### To do
Some lines in the records below may hold the word "JSON"; give the number of those lines and nothing else.

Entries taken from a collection

[Start]

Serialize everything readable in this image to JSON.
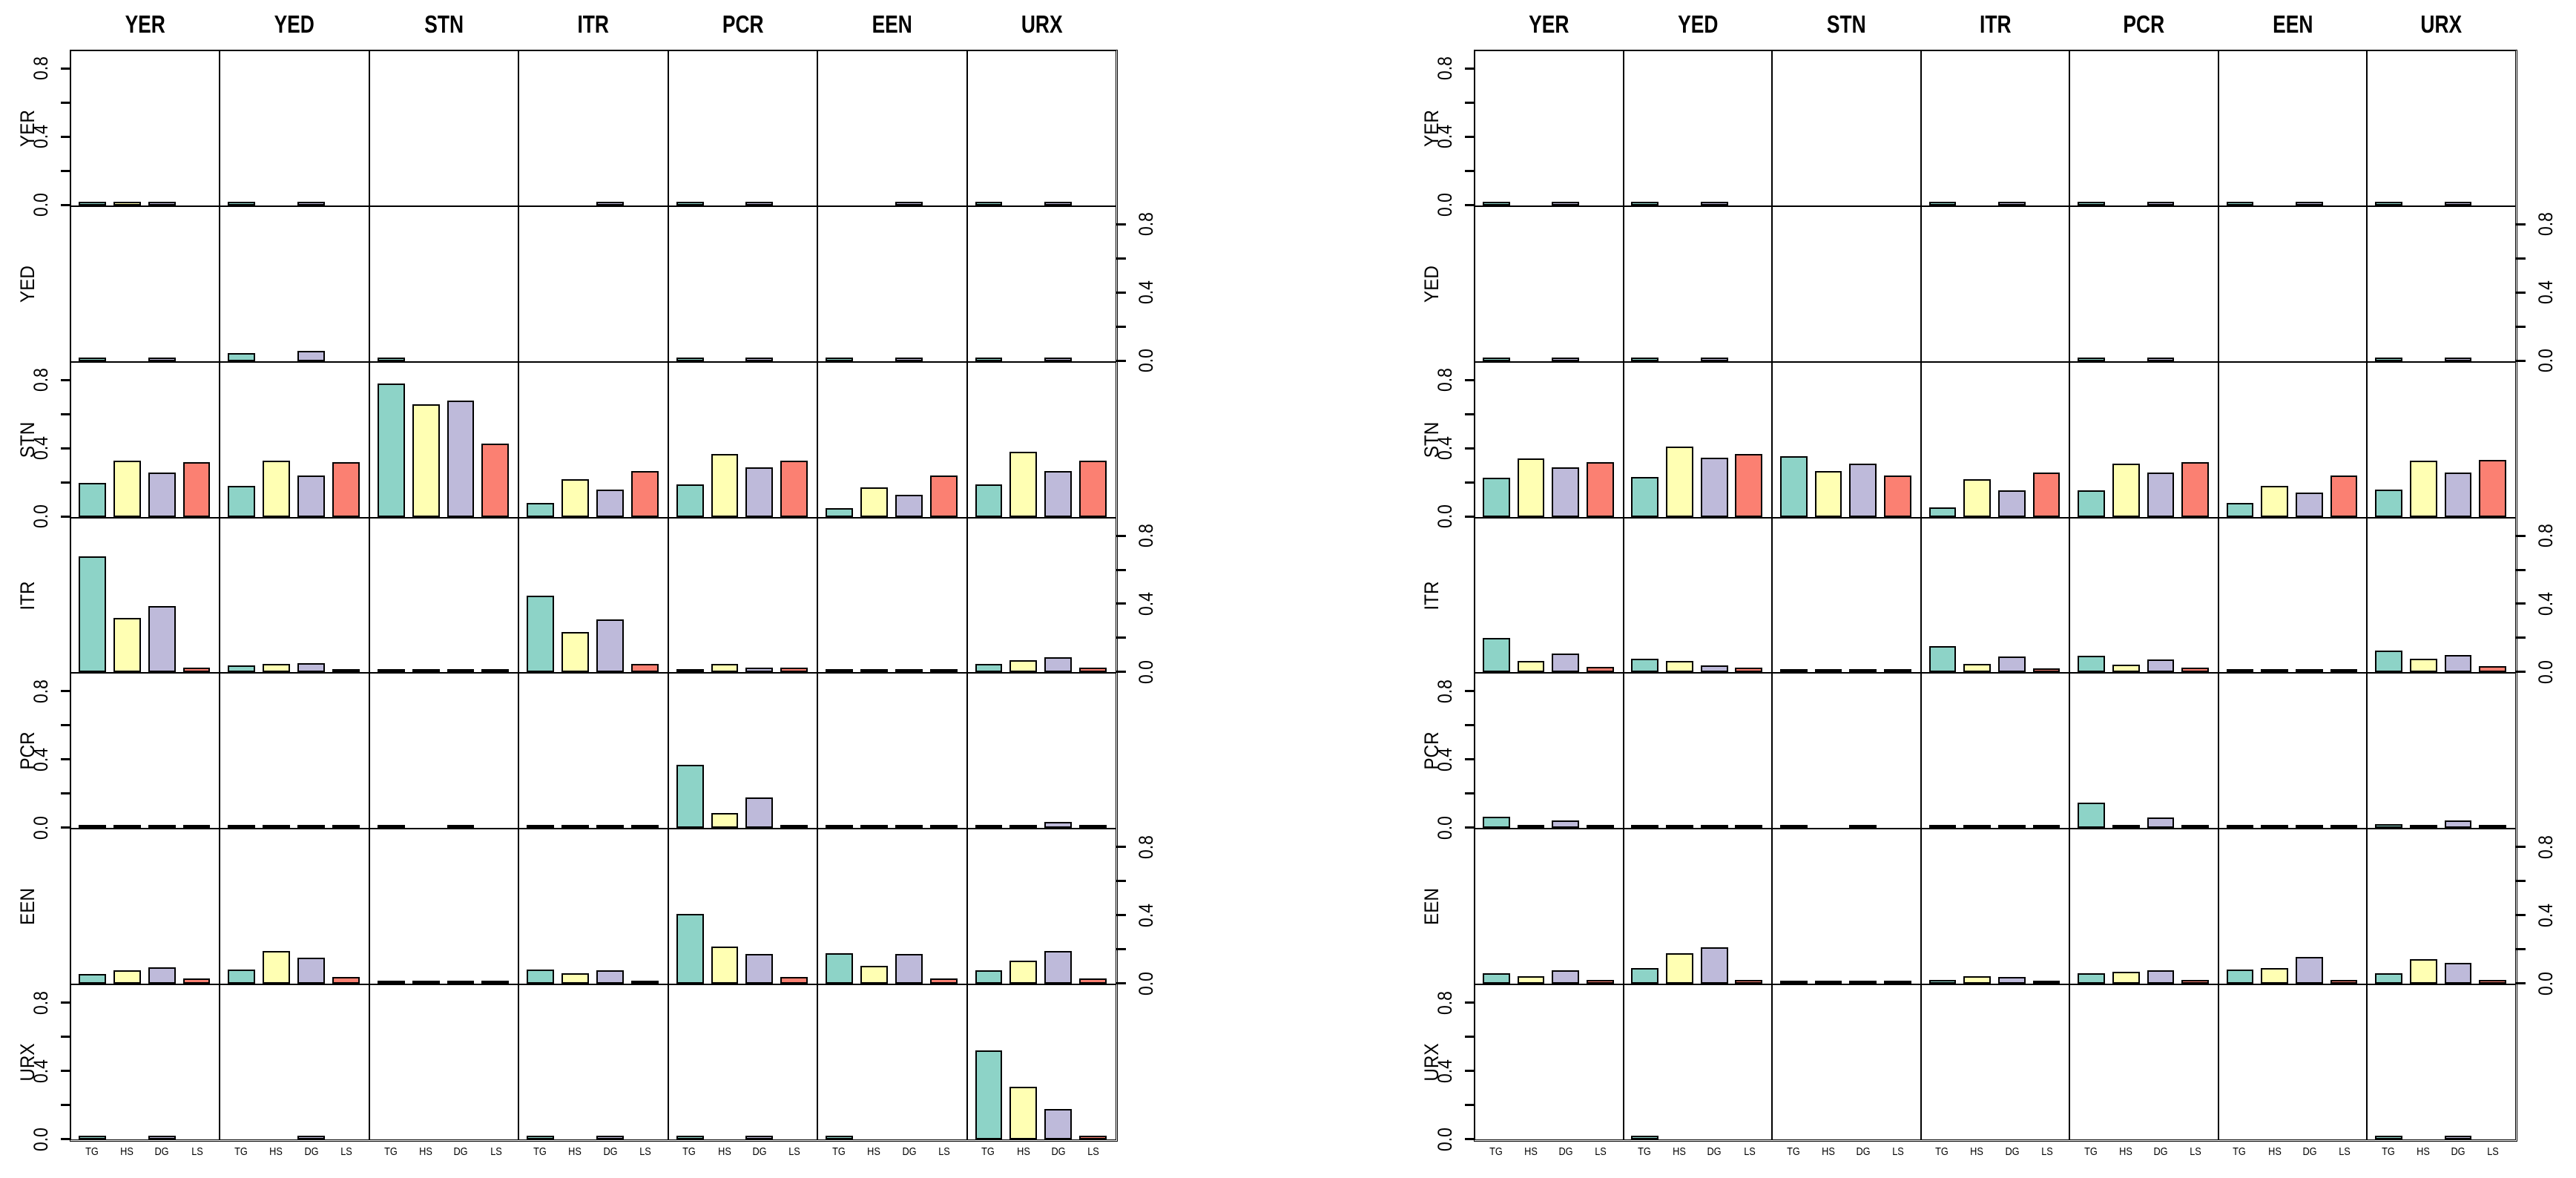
{
  "palette": {
    "bars": {
      "TG": "#8DD3C7",
      "HS": "#FFFFB3",
      "DG": "#BEBADA",
      "LS": "#FB8072"
    },
    "outline": "#000000",
    "text": "#000000",
    "background": "#ffffff"
  },
  "axis": {
    "tick_values": [
      0,
      0.2,
      0.4,
      0.6,
      0.8
    ],
    "labeled_ticks": [
      {
        "value": 0,
        "label": "0.0"
      },
      {
        "value": 0.4,
        "label": "0.4"
      },
      {
        "value": 0.8,
        "label": "0.8"
      }
    ],
    "ymax": 0.9
  },
  "chart_data": [
    {
      "type": "bar",
      "name": "left-trellis",
      "col_labels": [
        "YER",
        "YED",
        "STN",
        "ITR",
        "PCR",
        "EEN",
        "URX"
      ],
      "row_labels": [
        "YER",
        "YED",
        "STN",
        "ITR",
        "PCR",
        "EEN",
        "URX"
      ],
      "bar_labels": [
        "TG",
        "HS",
        "DG",
        "LS"
      ],
      "ylim": [
        0,
        0.9
      ],
      "values": [
        [
          [
            0.012,
            0.004,
            0.012,
            0
          ],
          [
            0.008,
            0,
            0.012,
            0
          ],
          [
            0,
            0,
            0,
            0
          ],
          [
            0,
            0,
            0.008,
            0
          ],
          [
            0.008,
            0,
            0.008,
            0
          ],
          [
            0,
            0,
            0.008,
            0
          ],
          [
            0.012,
            0,
            0.01,
            0
          ]
        ],
        [
          [
            0.008,
            0,
            0.008,
            0
          ],
          [
            0.045,
            0,
            0.06,
            0
          ],
          [
            0.006,
            0,
            0,
            0
          ],
          [
            0,
            0,
            0,
            0
          ],
          [
            0.006,
            0,
            0.006,
            0
          ],
          [
            0.005,
            0,
            0.005,
            0
          ],
          [
            0.006,
            0,
            0.008,
            0
          ]
        ],
        [
          [
            0.2,
            0.33,
            0.26,
            0.32
          ],
          [
            0.18,
            0.33,
            0.24,
            0.32
          ],
          [
            0.78,
            0.66,
            0.68,
            0.43
          ],
          [
            0.08,
            0.22,
            0.16,
            0.27
          ],
          [
            0.19,
            0.37,
            0.29,
            0.33
          ],
          [
            0.05,
            0.17,
            0.13,
            0.24
          ],
          [
            0.19,
            0.38,
            0.27,
            0.33
          ]
        ],
        [
          [
            0.68,
            0.32,
            0.39,
            0.03
          ],
          [
            0.04,
            0.05,
            0.055,
            0.012
          ],
          [
            0.01,
            0.008,
            0.005,
            0.01
          ],
          [
            0.45,
            0.235,
            0.31,
            0.05
          ],
          [
            0.015,
            0.05,
            0.03,
            0.03
          ],
          [
            0.01,
            0.012,
            0.012,
            0.012
          ],
          [
            0.05,
            0.07,
            0.09,
            0.03
          ]
        ],
        [
          [
            0.02,
            0.004,
            0.01,
            0.004
          ],
          [
            0.015,
            0.004,
            0.015,
            0.004
          ],
          [
            0.005,
            0,
            0.005,
            0
          ],
          [
            0.008,
            0.004,
            0.008,
            0.01
          ],
          [
            0.37,
            0.09,
            0.18,
            0.006
          ],
          [
            0.005,
            0.004,
            0.005,
            0.004
          ],
          [
            0.015,
            0.004,
            0.035,
            0.004
          ]
        ],
        [
          [
            0.055,
            0.08,
            0.095,
            0.03
          ],
          [
            0.085,
            0.19,
            0.155,
            0.04
          ],
          [
            0.01,
            0.02,
            0.004,
            0.015
          ],
          [
            0.085,
            0.06,
            0.08,
            0.02
          ],
          [
            0.41,
            0.22,
            0.175,
            0.04
          ],
          [
            0.18,
            0.105,
            0.175,
            0.03
          ],
          [
            0.08,
            0.135,
            0.19,
            0.03
          ]
        ],
        [
          [
            0.008,
            0,
            0.008,
            0
          ],
          [
            0,
            0,
            0.008,
            0
          ],
          [
            0,
            0,
            0,
            0
          ],
          [
            0.008,
            0,
            0.008,
            0
          ],
          [
            0.008,
            0,
            0.008,
            0
          ],
          [
            0.008,
            0,
            0,
            0
          ],
          [
            0.52,
            0.31,
            0.18,
            0.006
          ]
        ]
      ]
    },
    {
      "type": "bar",
      "name": "right-trellis",
      "col_labels": [
        "YER",
        "YED",
        "STN",
        "ITR",
        "PCR",
        "EEN",
        "URX"
      ],
      "row_labels": [
        "YER",
        "YED",
        "STN",
        "ITR",
        "PCR",
        "EEN",
        "URX"
      ],
      "bar_labels": [
        "TG",
        "HS",
        "DG",
        "LS"
      ],
      "ylim": [
        0,
        0.9
      ],
      "values": [
        [
          [
            0.008,
            0,
            0.008,
            0
          ],
          [
            0.015,
            0,
            0.013,
            0
          ],
          [
            0,
            0,
            0,
            0
          ],
          [
            0.005,
            0,
            0.005,
            0
          ],
          [
            0.008,
            0,
            0.008,
            0
          ],
          [
            0.008,
            0,
            0.008,
            0
          ],
          [
            0.008,
            0,
            0.012,
            0
          ]
        ],
        [
          [
            0.005,
            0,
            0.005,
            0
          ],
          [
            0.008,
            0,
            0.008,
            0
          ],
          [
            0,
            0,
            0,
            0
          ],
          [
            0,
            0,
            0,
            0
          ],
          [
            0.015,
            0,
            0.013,
            0
          ],
          [
            0,
            0,
            0,
            0
          ],
          [
            0.004,
            0,
            0.01,
            0
          ]
        ],
        [
          [
            0.23,
            0.34,
            0.29,
            0.32
          ],
          [
            0.235,
            0.41,
            0.345,
            0.37
          ],
          [
            0.355,
            0.27,
            0.31,
            0.24
          ],
          [
            0.055,
            0.22,
            0.155,
            0.26
          ],
          [
            0.155,
            0.31,
            0.26,
            0.32
          ],
          [
            0.08,
            0.18,
            0.14,
            0.24
          ],
          [
            0.16,
            0.33,
            0.26,
            0.335
          ]
        ],
        [
          [
            0.2,
            0.067,
            0.11,
            0.031
          ],
          [
            0.078,
            0.067,
            0.042,
            0.028
          ],
          [
            0.01,
            0.01,
            0.006,
            0.012
          ],
          [
            0.153,
            0.05,
            0.092,
            0.024
          ],
          [
            0.099,
            0.045,
            0.075,
            0.028
          ],
          [
            0.012,
            0.012,
            0.01,
            0.012
          ],
          [
            0.127,
            0.078,
            0.103,
            0.035
          ]
        ],
        [
          [
            0.067,
            0.004,
            0.046,
            0.004
          ],
          [
            0.008,
            0.004,
            0.008,
            0.004
          ],
          [
            0.005,
            0,
            0.005,
            0
          ],
          [
            0.008,
            0.004,
            0.008,
            0.004
          ],
          [
            0.15,
            0.017,
            0.06,
            0.006
          ],
          [
            0.005,
            0.004,
            0.008,
            0.004
          ],
          [
            0.021,
            0.014,
            0.046,
            0.004
          ]
        ],
        [
          [
            0.063,
            0.046,
            0.077,
            0.021
          ],
          [
            0.094,
            0.178,
            0.214,
            0.024
          ],
          [
            0.005,
            0.015,
            0.004,
            0.015
          ],
          [
            0.021,
            0.042,
            0.038,
            0.018
          ],
          [
            0.063,
            0.07,
            0.08,
            0.021
          ],
          [
            0.084,
            0.091,
            0.158,
            0.024
          ],
          [
            0.06,
            0.144,
            0.122,
            0.024
          ]
        ],
        [
          [
            0,
            0,
            0,
            0
          ],
          [
            0.006,
            0,
            0,
            0
          ],
          [
            0,
            0,
            0,
            0
          ],
          [
            0,
            0,
            0,
            0
          ],
          [
            0,
            0,
            0,
            0
          ],
          [
            0,
            0,
            0,
            0
          ],
          [
            0.015,
            0,
            0.015,
            0
          ]
        ]
      ]
    }
  ]
}
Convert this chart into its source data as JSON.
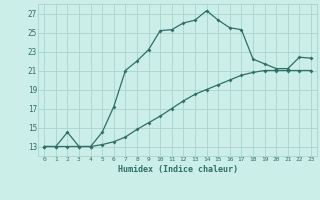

[End]

### Problem solution
2